● Requirement: Extract, from the listing that follows, each line containing the word "Canadian".

● Dataset:
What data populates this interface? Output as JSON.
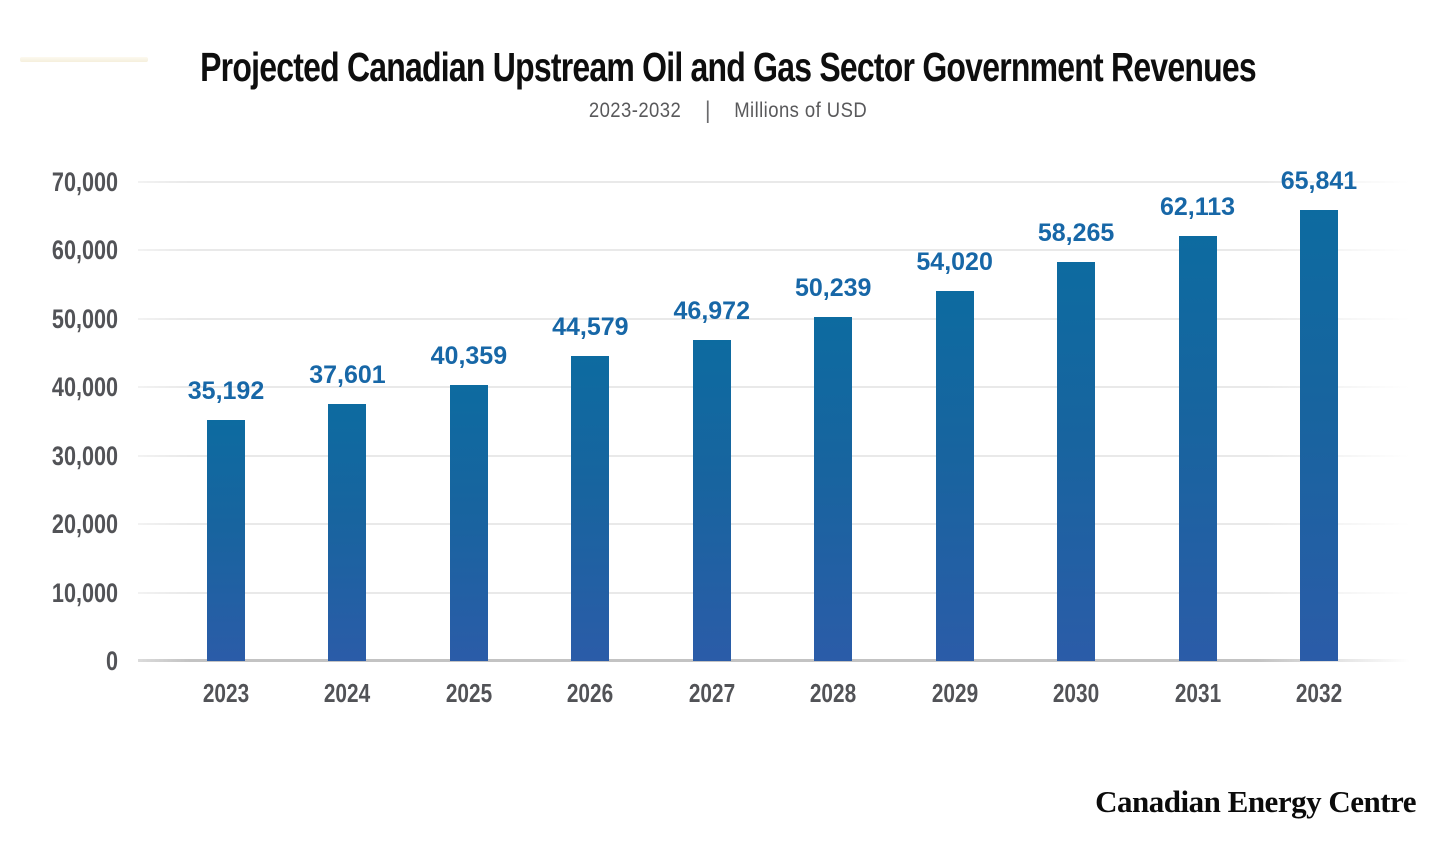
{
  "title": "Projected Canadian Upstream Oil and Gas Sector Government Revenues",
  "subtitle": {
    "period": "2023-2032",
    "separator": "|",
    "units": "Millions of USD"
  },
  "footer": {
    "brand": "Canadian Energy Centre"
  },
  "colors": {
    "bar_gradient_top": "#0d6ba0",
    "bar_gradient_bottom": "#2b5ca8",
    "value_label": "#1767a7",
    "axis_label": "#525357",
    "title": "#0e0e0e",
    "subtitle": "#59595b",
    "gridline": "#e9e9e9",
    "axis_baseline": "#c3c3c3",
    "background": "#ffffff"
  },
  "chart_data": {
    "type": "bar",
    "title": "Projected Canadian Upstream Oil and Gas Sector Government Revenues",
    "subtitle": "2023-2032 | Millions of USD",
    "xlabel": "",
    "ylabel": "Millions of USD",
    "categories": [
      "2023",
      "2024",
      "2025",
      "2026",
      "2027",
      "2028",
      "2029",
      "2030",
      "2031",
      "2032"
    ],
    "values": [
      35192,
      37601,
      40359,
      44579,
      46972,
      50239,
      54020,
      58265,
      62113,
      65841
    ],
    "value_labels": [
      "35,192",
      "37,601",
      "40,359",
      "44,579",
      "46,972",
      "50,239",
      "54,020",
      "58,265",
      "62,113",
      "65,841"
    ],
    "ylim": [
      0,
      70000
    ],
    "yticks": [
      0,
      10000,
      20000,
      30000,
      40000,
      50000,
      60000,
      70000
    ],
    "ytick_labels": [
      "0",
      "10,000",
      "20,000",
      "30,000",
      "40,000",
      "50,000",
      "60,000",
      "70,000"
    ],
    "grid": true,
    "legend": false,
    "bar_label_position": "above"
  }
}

● Response to this exercise:
  "title": "Projected Canadian Upstream Oil and Gas Sector Government Revenues",
    "brand": "Canadian Energy Centre"
    "title": "Projected Canadian Upstream Oil and Gas Sector Government Revenues",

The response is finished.